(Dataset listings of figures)

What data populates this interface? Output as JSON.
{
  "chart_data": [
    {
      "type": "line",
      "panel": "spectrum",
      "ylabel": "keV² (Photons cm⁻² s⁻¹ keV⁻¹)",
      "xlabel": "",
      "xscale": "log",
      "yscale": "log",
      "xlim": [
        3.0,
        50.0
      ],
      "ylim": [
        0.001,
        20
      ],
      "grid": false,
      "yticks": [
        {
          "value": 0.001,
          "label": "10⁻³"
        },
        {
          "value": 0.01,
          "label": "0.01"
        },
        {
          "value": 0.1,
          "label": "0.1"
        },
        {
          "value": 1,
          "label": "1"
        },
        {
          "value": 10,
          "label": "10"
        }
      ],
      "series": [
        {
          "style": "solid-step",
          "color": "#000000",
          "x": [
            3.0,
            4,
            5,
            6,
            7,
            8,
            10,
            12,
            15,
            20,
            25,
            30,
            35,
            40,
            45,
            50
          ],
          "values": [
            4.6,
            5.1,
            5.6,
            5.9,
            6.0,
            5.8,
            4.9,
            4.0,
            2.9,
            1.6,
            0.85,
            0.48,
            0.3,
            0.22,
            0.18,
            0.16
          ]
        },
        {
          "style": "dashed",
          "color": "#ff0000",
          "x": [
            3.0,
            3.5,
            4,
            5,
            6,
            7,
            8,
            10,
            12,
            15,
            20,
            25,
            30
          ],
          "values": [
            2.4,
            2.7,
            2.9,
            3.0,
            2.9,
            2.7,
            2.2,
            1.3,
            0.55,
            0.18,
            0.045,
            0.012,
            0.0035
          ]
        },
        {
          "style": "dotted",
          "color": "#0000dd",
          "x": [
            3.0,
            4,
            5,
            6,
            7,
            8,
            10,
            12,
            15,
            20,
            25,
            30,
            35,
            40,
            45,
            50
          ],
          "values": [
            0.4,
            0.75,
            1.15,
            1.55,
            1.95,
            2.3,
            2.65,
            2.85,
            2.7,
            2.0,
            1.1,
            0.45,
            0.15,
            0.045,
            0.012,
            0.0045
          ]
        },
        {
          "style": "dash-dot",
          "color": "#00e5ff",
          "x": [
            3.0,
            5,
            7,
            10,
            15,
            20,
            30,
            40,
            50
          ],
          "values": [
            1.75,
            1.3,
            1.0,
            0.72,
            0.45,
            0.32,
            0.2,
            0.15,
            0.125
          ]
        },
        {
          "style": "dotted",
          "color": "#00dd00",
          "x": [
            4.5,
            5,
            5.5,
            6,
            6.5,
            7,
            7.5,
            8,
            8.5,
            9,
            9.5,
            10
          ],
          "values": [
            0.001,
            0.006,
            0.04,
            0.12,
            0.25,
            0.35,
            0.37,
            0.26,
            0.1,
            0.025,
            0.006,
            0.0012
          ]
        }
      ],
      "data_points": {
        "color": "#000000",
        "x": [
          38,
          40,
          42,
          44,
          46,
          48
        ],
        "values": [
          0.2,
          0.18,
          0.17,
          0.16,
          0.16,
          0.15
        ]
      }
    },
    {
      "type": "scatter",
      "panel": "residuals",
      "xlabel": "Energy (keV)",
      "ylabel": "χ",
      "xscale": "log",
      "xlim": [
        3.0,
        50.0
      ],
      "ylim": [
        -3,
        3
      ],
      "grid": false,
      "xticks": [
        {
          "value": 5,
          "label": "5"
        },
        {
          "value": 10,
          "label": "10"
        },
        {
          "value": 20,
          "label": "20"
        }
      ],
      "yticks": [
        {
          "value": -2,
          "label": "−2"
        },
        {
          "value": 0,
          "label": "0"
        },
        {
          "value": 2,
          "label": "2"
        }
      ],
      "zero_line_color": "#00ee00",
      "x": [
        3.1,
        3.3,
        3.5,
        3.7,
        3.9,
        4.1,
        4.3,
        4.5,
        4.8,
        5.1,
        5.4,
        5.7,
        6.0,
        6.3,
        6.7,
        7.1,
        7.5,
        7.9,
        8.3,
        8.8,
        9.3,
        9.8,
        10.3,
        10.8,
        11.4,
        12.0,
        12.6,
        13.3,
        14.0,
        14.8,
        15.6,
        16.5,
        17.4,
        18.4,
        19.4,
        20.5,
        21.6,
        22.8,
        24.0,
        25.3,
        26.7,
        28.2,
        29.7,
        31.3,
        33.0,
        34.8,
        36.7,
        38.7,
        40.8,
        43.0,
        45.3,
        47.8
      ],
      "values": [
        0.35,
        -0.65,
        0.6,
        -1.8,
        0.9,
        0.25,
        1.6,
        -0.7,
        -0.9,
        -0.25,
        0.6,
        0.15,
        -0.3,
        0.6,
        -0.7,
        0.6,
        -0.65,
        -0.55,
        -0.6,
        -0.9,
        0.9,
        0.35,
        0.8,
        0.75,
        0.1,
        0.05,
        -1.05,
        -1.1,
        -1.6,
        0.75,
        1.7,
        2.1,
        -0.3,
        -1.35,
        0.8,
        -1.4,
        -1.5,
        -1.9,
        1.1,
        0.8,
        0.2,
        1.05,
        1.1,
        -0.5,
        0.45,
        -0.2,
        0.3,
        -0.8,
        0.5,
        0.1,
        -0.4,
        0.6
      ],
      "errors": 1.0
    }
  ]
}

(WHAT IS BEING ASKED):
Reproduce every line of the material above exactly.

(TASK SOLUTION):
What data populates this interface? Output as JSON.
{
  "chart_data": [
    {
      "type": "line",
      "panel": "spectrum",
      "ylabel": "keV² (Photons cm⁻² s⁻¹ keV⁻¹)",
      "xlabel": "",
      "xscale": "log",
      "yscale": "log",
      "xlim": [
        3.0,
        50.0
      ],
      "ylim": [
        0.001,
        20
      ],
      "grid": false,
      "yticks": [
        {
          "value": 0.001,
          "label": "10⁻³"
        },
        {
          "value": 0.01,
          "label": "0.01"
        },
        {
          "value": 0.1,
          "label": "0.1"
        },
        {
          "value": 1,
          "label": "1"
        },
        {
          "value": 10,
          "label": "10"
        }
      ],
      "series": [
        {
          "style": "solid-step",
          "color": "#000000",
          "x": [
            3.0,
            4,
            5,
            6,
            7,
            8,
            10,
            12,
            15,
            20,
            25,
            30,
            35,
            40,
            45,
            50
          ],
          "values": [
            4.6,
            5.1,
            5.6,
            5.9,
            6.0,
            5.8,
            4.9,
            4.0,
            2.9,
            1.6,
            0.85,
            0.48,
            0.3,
            0.22,
            0.18,
            0.16
          ]
        },
        {
          "style": "dashed",
          "color": "#ff0000",
          "x": [
            3.0,
            3.5,
            4,
            5,
            6,
            7,
            8,
            10,
            12,
            15,
            20,
            25,
            30
          ],
          "values": [
            2.4,
            2.7,
            2.9,
            3.0,
            2.9,
            2.7,
            2.2,
            1.3,
            0.55,
            0.18,
            0.045,
            0.012,
            0.0035
          ]
        },
        {
          "style": "dotted",
          "color": "#0000dd",
          "x": [
            3.0,
            4,
            5,
            6,
            7,
            8,
            10,
            12,
            15,
            20,
            25,
            30,
            35,
            40,
            45,
            50
          ],
          "values": [
            0.4,
            0.75,
            1.15,
            1.55,
            1.95,
            2.3,
            2.65,
            2.85,
            2.7,
            2.0,
            1.1,
            0.45,
            0.15,
            0.045,
            0.012,
            0.0045
          ]
        },
        {
          "style": "dash-dot",
          "color": "#00e5ff",
          "x": [
            3.0,
            5,
            7,
            10,
            15,
            20,
            30,
            40,
            50
          ],
          "values": [
            1.75,
            1.3,
            1.0,
            0.72,
            0.45,
            0.32,
            0.2,
            0.15,
            0.125
          ]
        },
        {
          "style": "dotted",
          "color": "#00dd00",
          "x": [
            4.5,
            5,
            5.5,
            6,
            6.5,
            7,
            7.5,
            8,
            8.5,
            9,
            9.5,
            10
          ],
          "values": [
            0.001,
            0.006,
            0.04,
            0.12,
            0.25,
            0.35,
            0.37,
            0.26,
            0.1,
            0.025,
            0.006,
            0.0012
          ]
        }
      ],
      "data_points": {
        "color": "#000000",
        "x": [
          38,
          40,
          42,
          44,
          46,
          48
        ],
        "values": [
          0.2,
          0.18,
          0.17,
          0.16,
          0.16,
          0.15
        ]
      }
    },
    {
      "type": "scatter",
      "panel": "residuals",
      "xlabel": "Energy (keV)",
      "ylabel": "χ",
      "xscale": "log",
      "xlim": [
        3.0,
        50.0
      ],
      "ylim": [
        -3,
        3
      ],
      "grid": false,
      "xticks": [
        {
          "value": 5,
          "label": "5"
        },
        {
          "value": 10,
          "label": "10"
        },
        {
          "value": 20,
          "label": "20"
        }
      ],
      "yticks": [
        {
          "value": -2,
          "label": "−2"
        },
        {
          "value": 0,
          "label": "0"
        },
        {
          "value": 2,
          "label": "2"
        }
      ],
      "zero_line_color": "#00ee00",
      "x": [
        3.1,
        3.3,
        3.5,
        3.7,
        3.9,
        4.1,
        4.3,
        4.5,
        4.8,
        5.1,
        5.4,
        5.7,
        6.0,
        6.3,
        6.7,
        7.1,
        7.5,
        7.9,
        8.3,
        8.8,
        9.3,
        9.8,
        10.3,
        10.8,
        11.4,
        12.0,
        12.6,
        13.3,
        14.0,
        14.8,
        15.6,
        16.5,
        17.4,
        18.4,
        19.4,
        20.5,
        21.6,
        22.8,
        24.0,
        25.3,
        26.7,
        28.2,
        29.7,
        31.3,
        33.0,
        34.8,
        36.7,
        38.7,
        40.8,
        43.0,
        45.3,
        47.8
      ],
      "values": [
        0.35,
        -0.65,
        0.6,
        -1.8,
        0.9,
        0.25,
        1.6,
        -0.7,
        -0.9,
        -0.25,
        0.6,
        0.15,
        -0.3,
        0.6,
        -0.7,
        0.6,
        -0.65,
        -0.55,
        -0.6,
        -0.9,
        0.9,
        0.35,
        0.8,
        0.75,
        0.1,
        0.05,
        -1.05,
        -1.1,
        -1.6,
        0.75,
        1.7,
        2.1,
        -0.3,
        -1.35,
        0.8,
        -1.4,
        -1.5,
        -1.9,
        1.1,
        0.8,
        0.2,
        1.05,
        1.1,
        -0.5,
        0.45,
        -0.2,
        0.3,
        -0.8,
        0.5,
        0.1,
        -0.4,
        0.6
      ],
      "errors": 1.0
    }
  ]
}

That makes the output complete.